→ WRITTEN PROBLEM: Report the count of lines containing the word "JSON" in the entries below, and nothing more.

--------

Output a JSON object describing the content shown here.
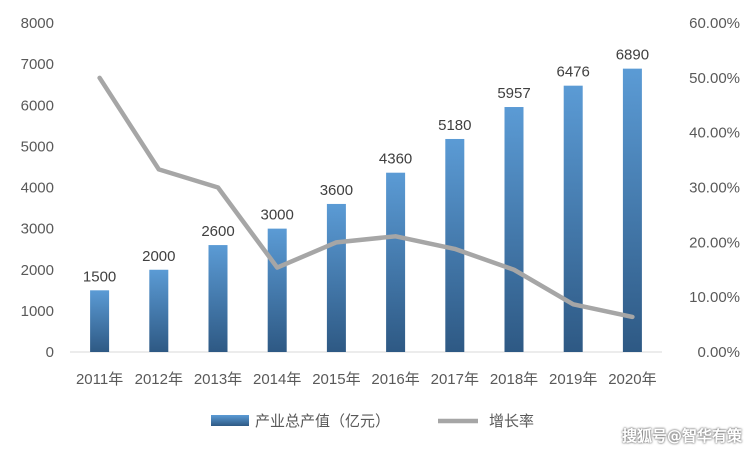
{
  "chart_data": {
    "type": "bar",
    "categories": [
      "2011年",
      "2012年",
      "2013年",
      "2014年",
      "2015年",
      "2016年",
      "2017年",
      "2018年",
      "2019年",
      "2020年"
    ],
    "series": [
      {
        "name": "产业总产值（亿元）",
        "type": "bar",
        "axis": "left",
        "values": [
          1500,
          2000,
          2600,
          3000,
          3600,
          4360,
          5180,
          5957,
          6476,
          6890
        ],
        "color_top": "#5b9bd5",
        "color_bottom": "#2e5984"
      },
      {
        "name": "增长率",
        "type": "line",
        "axis": "right",
        "values": [
          0.5,
          0.333,
          0.3,
          0.154,
          0.2,
          0.211,
          0.188,
          0.15,
          0.087,
          0.064
        ],
        "color": "#a6a6a6"
      }
    ],
    "y_left": {
      "min": 0,
      "max": 8000,
      "ticks": [
        "0",
        "1000",
        "2000",
        "3000",
        "4000",
        "5000",
        "6000",
        "7000",
        "8000"
      ]
    },
    "y_right": {
      "min": 0,
      "max": 0.6,
      "ticks": [
        "0.00%",
        "10.00%",
        "20.00%",
        "30.00%",
        "40.00%",
        "50.00%",
        "60.00%"
      ]
    },
    "data_labels": [
      "1500",
      "2000",
      "2600",
      "3000",
      "3600",
      "4360",
      "5180",
      "5957",
      "6476",
      "6890"
    ],
    "grid": false,
    "legend_position": "bottom",
    "title": "",
    "xlabel": "",
    "ylabel": ""
  },
  "watermark": "搜狐号@智华有策"
}
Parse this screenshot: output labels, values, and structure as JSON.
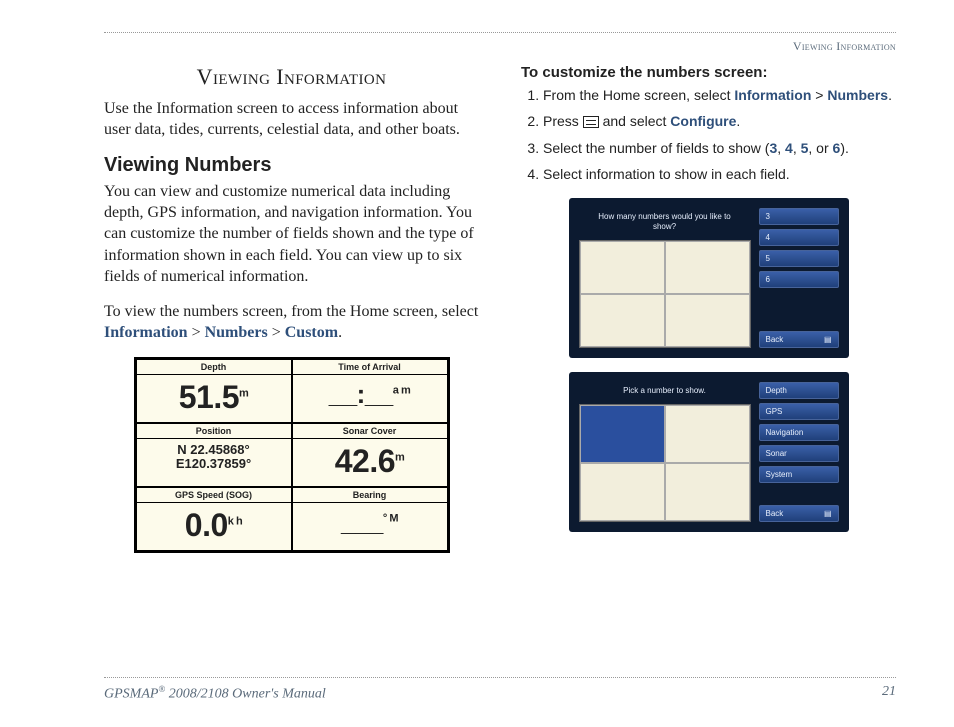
{
  "runningHead": "Viewing Information",
  "left": {
    "title": "Viewing Information",
    "intro": "Use the Information screen to access information about user data, tides, currents, celestial data, and other boats.",
    "subhead": "Viewing Numbers",
    "para1": "You can view and customize numerical data including depth, GPS information, and navigation information. You can customize the number of fields shown and the type of information shown in each field. You can view up to six fields of numerical information.",
    "para2_pre": "To view the numbers screen, from the Home screen, select ",
    "nav1": "Information",
    "gt1": " > ",
    "nav2": "Numbers",
    "gt2": " > ",
    "nav3": "Custom",
    "dot": "."
  },
  "numbersPanel": {
    "cells": [
      {
        "label": "Depth",
        "value": "51.5",
        "unit": "m",
        "big": true
      },
      {
        "label": "Time of Arrival",
        "value": "__:__",
        "unit": "a m"
      },
      {
        "label": "Position",
        "line1": "N  22.45868°",
        "line2": "E120.37859°"
      },
      {
        "label": "Sonar Cover",
        "value": "42.6",
        "unit": "m",
        "big": true
      },
      {
        "label": "GPS Speed (SOG)",
        "value": "0.0",
        "unit": "k h",
        "big": true
      },
      {
        "label": "Bearing",
        "value": "___",
        "unit": "° M"
      }
    ]
  },
  "right": {
    "head": "To customize the numbers screen:",
    "step1_pre": "From the Home screen, select ",
    "step1_a": "Information",
    "step1_gt": " > ",
    "step1_b": "Numbers",
    "step1_dot": ".",
    "step2_pre": "Press ",
    "step2_mid": " and select ",
    "step2_a": "Configure",
    "step2_dot": ".",
    "step3_pre": "Select the number of fields to show (",
    "n3": "3",
    "c1": ", ",
    "n4": "4",
    "c2": ", ",
    "n5": "5",
    "c3": ", or ",
    "n6": "6",
    "step3_post": ").",
    "step4": "Select information to show in each field."
  },
  "device1": {
    "prompt": "How many numbers would you like to show?",
    "buttons": [
      "3",
      "4",
      "5",
      "6"
    ],
    "back": "Back"
  },
  "device2": {
    "prompt": "Pick a number to show.",
    "buttons": [
      "Depth",
      "GPS",
      "Navigation",
      "Sonar",
      "System"
    ],
    "back": "Back"
  },
  "footer": {
    "left_a": "GPSMAP",
    "left_reg": "®",
    "left_b": " 2008/2108  Owner's Manual",
    "page": "21"
  },
  "colors": {
    "link": "#2e4f7a",
    "deviceBg": "#0c1a30",
    "deviceBtn": "#2a4f9e"
  }
}
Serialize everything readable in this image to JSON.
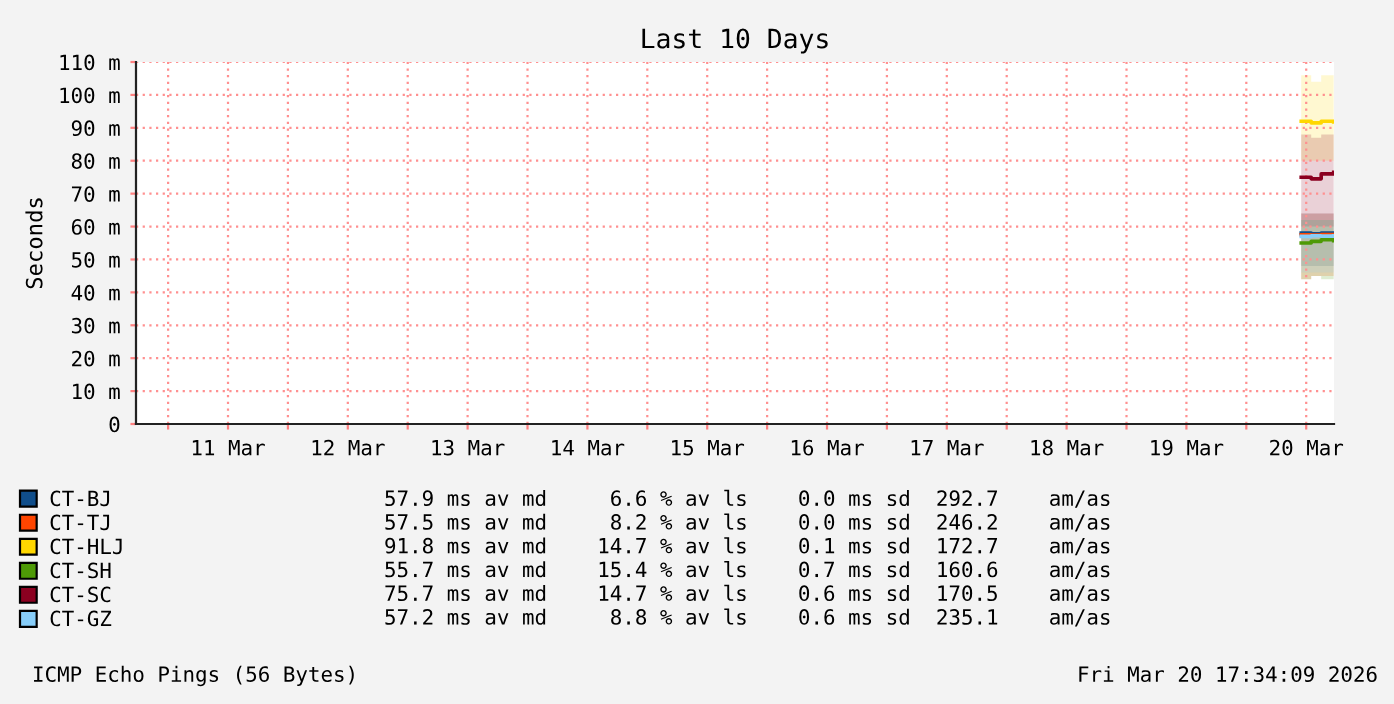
{
  "chart_data": {
    "type": "line",
    "title": "Last 10 Days",
    "ylabel": "Seconds",
    "x": [
      "2026-03-20T11:00",
      "2026-03-20T13:00",
      "2026-03-20T15:00",
      "2026-03-20T17:30"
    ],
    "series": [
      {
        "name": "CT-BJ",
        "color": "#104e8b",
        "values": [
          58,
          57.8,
          58,
          57.9
        ],
        "lower": [
          48,
          48,
          48,
          48
        ],
        "upper": [
          64,
          64,
          64,
          64
        ]
      },
      {
        "name": "CT-TJ",
        "color": "#ff4500",
        "values": [
          57.5,
          57.4,
          57.6,
          57.5
        ],
        "lower": [
          44,
          45,
          45,
          45
        ],
        "upper": [
          64,
          64,
          64,
          64
        ]
      },
      {
        "name": "CT-HLJ",
        "color": "#ffd700",
        "values": [
          92,
          91.5,
          92,
          91.8
        ],
        "lower": [
          80,
          80,
          80,
          80
        ],
        "upper": [
          106,
          104,
          106,
          105
        ]
      },
      {
        "name": "CT-SH",
        "color": "#4e9a06",
        "values": [
          55,
          55.5,
          56,
          55.7
        ],
        "lower": [
          44,
          45,
          44,
          45
        ],
        "upper": [
          62,
          62,
          62,
          62
        ]
      },
      {
        "name": "CT-SC",
        "color": "#8b0020",
        "values": [
          75,
          74.5,
          76,
          76.5
        ],
        "lower": [
          60,
          60,
          60,
          60
        ],
        "upper": [
          88,
          87,
          88,
          88
        ]
      },
      {
        "name": "CT-GZ",
        "color": "#87cefa",
        "values": [
          57,
          57.2,
          57.1,
          57.2
        ],
        "lower": [
          46,
          46,
          46,
          46
        ],
        "upper": [
          62,
          62,
          62,
          62
        ]
      }
    ],
    "xlim": [
      "2026-03-10T17:34",
      "2026-03-20T17:34"
    ],
    "xticks": [
      {
        "value": "2026-03-11T00:00",
        "label": null
      },
      {
        "value": "2026-03-11T12:00",
        "label": "11 Mar"
      },
      {
        "value": "2026-03-12T00:00",
        "label": null
      },
      {
        "value": "2026-03-12T12:00",
        "label": "12 Mar"
      },
      {
        "value": "2026-03-13T00:00",
        "label": null
      },
      {
        "value": "2026-03-13T12:00",
        "label": "13 Mar"
      },
      {
        "value": "2026-03-14T00:00",
        "label": null
      },
      {
        "value": "2026-03-14T12:00",
        "label": "14 Mar"
      },
      {
        "value": "2026-03-15T00:00",
        "label": null
      },
      {
        "value": "2026-03-15T12:00",
        "label": "15 Mar"
      },
      {
        "value": "2026-03-16T00:00",
        "label": null
      },
      {
        "value": "2026-03-16T12:00",
        "label": "16 Mar"
      },
      {
        "value": "2026-03-17T00:00",
        "label": null
      },
      {
        "value": "2026-03-17T12:00",
        "label": "17 Mar"
      },
      {
        "value": "2026-03-18T00:00",
        "label": null
      },
      {
        "value": "2026-03-18T12:00",
        "label": "18 Mar"
      },
      {
        "value": "2026-03-19T00:00",
        "label": null
      },
      {
        "value": "2026-03-19T12:00",
        "label": "19 Mar"
      },
      {
        "value": "2026-03-20T00:00",
        "label": null
      },
      {
        "value": "2026-03-20T12:00",
        "label": "20 Mar"
      }
    ],
    "ylim": [
      0,
      110
    ],
    "yticks": [
      0,
      {
        "value": 10,
        "label": "10 m"
      },
      {
        "value": 20,
        "label": "20 m"
      },
      {
        "value": 30,
        "label": "30 m"
      },
      {
        "value": 40,
        "label": "40 m"
      },
      {
        "value": 50,
        "label": "50 m"
      },
      {
        "value": 60,
        "label": "60 m"
      },
      {
        "value": 70,
        "label": "70 m"
      },
      {
        "value": 80,
        "label": "80 m"
      },
      {
        "value": 90,
        "label": "90 m"
      },
      {
        "value": 100,
        "label": "100 m"
      },
      {
        "value": 110,
        "label": "110 m"
      }
    ],
    "grid": true,
    "legend": "bottom",
    "marker": "none",
    "line_style": "solid",
    "annotations": [
      "57.9 ms av md     6.6 % av ls    0.0 ms sd  292.7    am/as",
      "57.5 ms av md     8.2 % av ls    0.0 ms sd  246.2    am/as",
      "91.8 ms av md    14.7 % av ls    0.1 ms sd  172.7    am/as",
      "55.7 ms av md    15.4 % av ls    0.7 ms sd  160.6    am/as",
      "75.7 ms av md    14.7 % av ls    0.6 ms sd  170.5    am/as",
      "57.2 ms av md     8.8 % av ls    0.6 ms sd  235.1    am/as",
      "ICMP Echo Pings (56 Bytes)",
      "Fri Mar 20 17:34:09 2026"
    ]
  }
}
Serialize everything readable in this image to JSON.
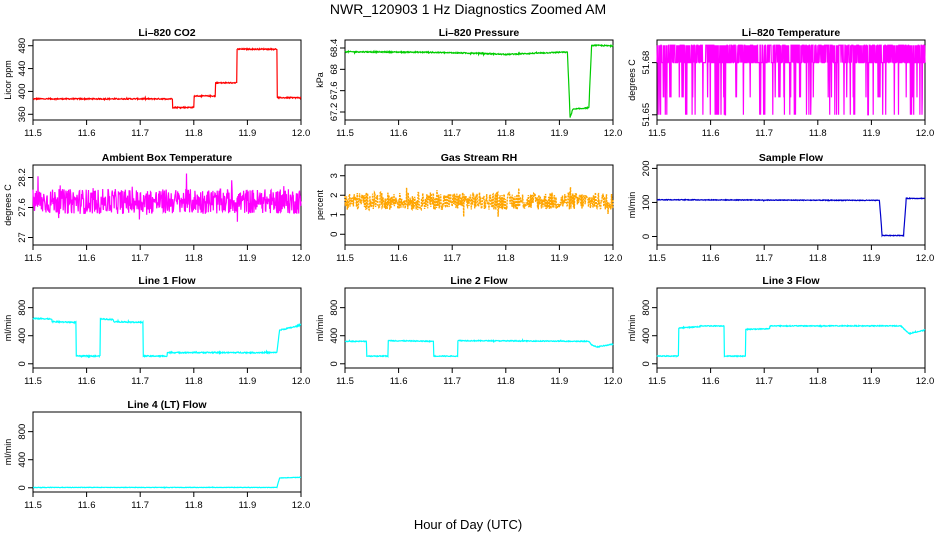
{
  "page_title": "NWR_120903  1 Hz Diagnostics Zoomed AM",
  "x_axis_label": "Hour of Day (UTC)",
  "chart_data": [
    {
      "id": "co2",
      "type": "line",
      "title": "Li–820 CO2",
      "xlabel": "",
      "ylabel": "Licor ppm",
      "color": "#ff0000",
      "xlim": [
        11.5,
        12.0
      ],
      "ylim": [
        350,
        490
      ],
      "xticks": [
        "11.5",
        "11.6",
        "11.7",
        "11.8",
        "11.9",
        "12.0"
      ],
      "yticks": [
        360,
        400,
        440,
        480
      ],
      "series": [
        {
          "x": [
            11.5,
            11.76,
            11.76,
            11.8,
            11.8,
            11.84,
            11.84,
            11.88,
            11.88,
            11.955,
            11.955,
            12.0
          ],
          "y": [
            387,
            387,
            372,
            372,
            392,
            392,
            415,
            415,
            474,
            474,
            389,
            389
          ],
          "noise": 1
        }
      ]
    },
    {
      "id": "pressure",
      "type": "line",
      "title": "Li–820 Pressure",
      "xlabel": "",
      "ylabel": "kPa",
      "color": "#00cc00",
      "xlim": [
        11.5,
        12.0
      ],
      "ylim": [
        67.05,
        68.55
      ],
      "xticks": [
        "11.5",
        "11.6",
        "11.7",
        "11.8",
        "11.9",
        "12.0"
      ],
      "yticks": [
        67.2,
        67.6,
        68.0,
        68.4
      ],
      "series": [
        {
          "x": [
            11.5,
            11.65,
            11.75,
            11.8,
            11.9,
            11.915,
            11.92,
            11.925,
            11.955,
            11.96,
            11.965,
            12.0
          ],
          "y": [
            68.33,
            68.32,
            68.3,
            68.28,
            68.32,
            68.32,
            67.1,
            67.25,
            67.28,
            68.44,
            68.45,
            68.44
          ],
          "noise": 0.01
        }
      ]
    },
    {
      "id": "licor_temp",
      "type": "line",
      "title": "Li–820 Temperature",
      "xlabel": "",
      "ylabel": "degrees C",
      "color": "#ff00ff",
      "xlim": [
        11.5,
        12.0
      ],
      "ylim": [
        51.647,
        51.693
      ],
      "xticks": [
        "11.5",
        "11.6",
        "11.7",
        "11.8",
        "11.9",
        "12.0"
      ],
      "yticks": [
        51.65,
        51.68
      ],
      "levels": [
        51.65,
        51.66,
        51.68,
        51.69
      ]
    },
    {
      "id": "box_temp",
      "type": "line",
      "title": "Ambient Box Temperature",
      "xlabel": "",
      "ylabel": "degrees C",
      "color": "#ff00ff",
      "xlim": [
        11.5,
        12.0
      ],
      "ylim": [
        26.85,
        28.45
      ],
      "xticks": [
        "11.5",
        "11.6",
        "11.7",
        "11.8",
        "11.9",
        "12.0"
      ],
      "yticks": [
        27.0,
        27.6,
        28.2
      ],
      "series": [
        {
          "x": [
            11.5,
            12.0
          ],
          "y": [
            27.72,
            27.72
          ],
          "noise": 0.25
        }
      ]
    },
    {
      "id": "rh",
      "type": "line",
      "title": "Gas Stream RH",
      "xlabel": "",
      "ylabel": "percent",
      "color": "#ffa500",
      "xlim": [
        11.5,
        12.0
      ],
      "ylim": [
        -0.55,
        3.55
      ],
      "xticks": [
        "11.5",
        "11.6",
        "11.7",
        "11.8",
        "11.9",
        "12.0"
      ],
      "yticks": [
        0,
        1,
        2,
        3
      ],
      "series": [
        {
          "x": [
            11.5,
            12.0
          ],
          "y": [
            1.7,
            1.7
          ],
          "noise": 0.45
        }
      ]
    },
    {
      "id": "sample_flow",
      "type": "line",
      "title": "Sample Flow",
      "xlabel": "",
      "ylabel": "ml/min",
      "color": "#0000cc",
      "xlim": [
        11.5,
        12.0
      ],
      "ylim": [
        -25,
        210
      ],
      "xticks": [
        "11.5",
        "11.6",
        "11.7",
        "11.8",
        "11.9",
        "12.0"
      ],
      "yticks": [
        0,
        100,
        200
      ],
      "series": [
        {
          "x": [
            11.5,
            11.915,
            11.92,
            11.96,
            11.965,
            12.0
          ],
          "y": [
            108,
            106,
            3,
            3,
            112,
            112
          ],
          "noise": 1
        }
      ]
    },
    {
      "id": "line1",
      "type": "line",
      "title": "Line 1 Flow",
      "xlabel": "",
      "ylabel": "ml/min",
      "color": "#00ffff",
      "xlim": [
        11.5,
        12.0
      ],
      "ylim": [
        -60,
        1080
      ],
      "xticks": [
        "11.5",
        "11.6",
        "11.7",
        "11.8",
        "11.9",
        "12.0"
      ],
      "yticks": [
        0,
        400,
        800
      ],
      "series": [
        {
          "x": [
            11.5,
            11.535,
            11.535,
            11.58,
            11.58,
            11.625,
            11.625,
            11.65,
            11.65,
            11.705,
            11.705,
            11.75,
            11.75,
            11.955,
            11.96,
            11.99,
            12.0
          ],
          "y": [
            645,
            640,
            600,
            590,
            110,
            110,
            640,
            630,
            600,
            590,
            110,
            110,
            160,
            160,
            480,
            530,
            560
          ],
          "noise": 8
        }
      ]
    },
    {
      "id": "line2",
      "type": "line",
      "title": "Line 2 Flow",
      "xlabel": "",
      "ylabel": "ml/min",
      "color": "#00ffff",
      "xlim": [
        11.5,
        12.0
      ],
      "ylim": [
        -60,
        1080
      ],
      "xticks": [
        "11.5",
        "11.6",
        "11.7",
        "11.8",
        "11.9",
        "12.0"
      ],
      "yticks": [
        0,
        400,
        800
      ],
      "series": [
        {
          "x": [
            11.5,
            11.54,
            11.54,
            11.58,
            11.58,
            11.665,
            11.665,
            11.71,
            11.71,
            11.955,
            11.96,
            11.97,
            12.0
          ],
          "y": [
            320,
            320,
            110,
            110,
            330,
            320,
            110,
            110,
            330,
            320,
            270,
            240,
            280
          ],
          "noise": 6
        }
      ]
    },
    {
      "id": "line3",
      "type": "line",
      "title": "Line 3 Flow",
      "xlabel": "",
      "ylabel": "ml/min",
      "color": "#00ffff",
      "xlim": [
        11.5,
        12.0
      ],
      "ylim": [
        -60,
        1080
      ],
      "xticks": [
        "11.5",
        "11.6",
        "11.7",
        "11.8",
        "11.9",
        "12.0"
      ],
      "yticks": [
        0,
        400,
        800
      ],
      "series": [
        {
          "x": [
            11.5,
            11.54,
            11.54,
            11.58,
            11.58,
            11.625,
            11.625,
            11.665,
            11.665,
            11.71,
            11.71,
            11.955,
            11.97,
            12.0
          ],
          "y": [
            110,
            110,
            510,
            530,
            540,
            540,
            110,
            110,
            490,
            500,
            540,
            540,
            430,
            480
          ],
          "noise": 6
        }
      ]
    },
    {
      "id": "line4",
      "type": "line",
      "title": "Line 4 (LT) Flow",
      "xlabel": "",
      "ylabel": "ml/min",
      "color": "#00ffff",
      "xlim": [
        11.5,
        12.0
      ],
      "ylim": [
        -60,
        1080
      ],
      "xticks": [
        "11.5",
        "11.6",
        "11.7",
        "11.8",
        "11.9",
        "12.0"
      ],
      "yticks": [
        0,
        400,
        800
      ],
      "series": [
        {
          "x": [
            11.5,
            11.955,
            11.96,
            12.0
          ],
          "y": [
            5,
            5,
            140,
            150
          ],
          "noise": 3
        }
      ]
    }
  ]
}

--------

→ RESULT OF THE EXERCISE: 4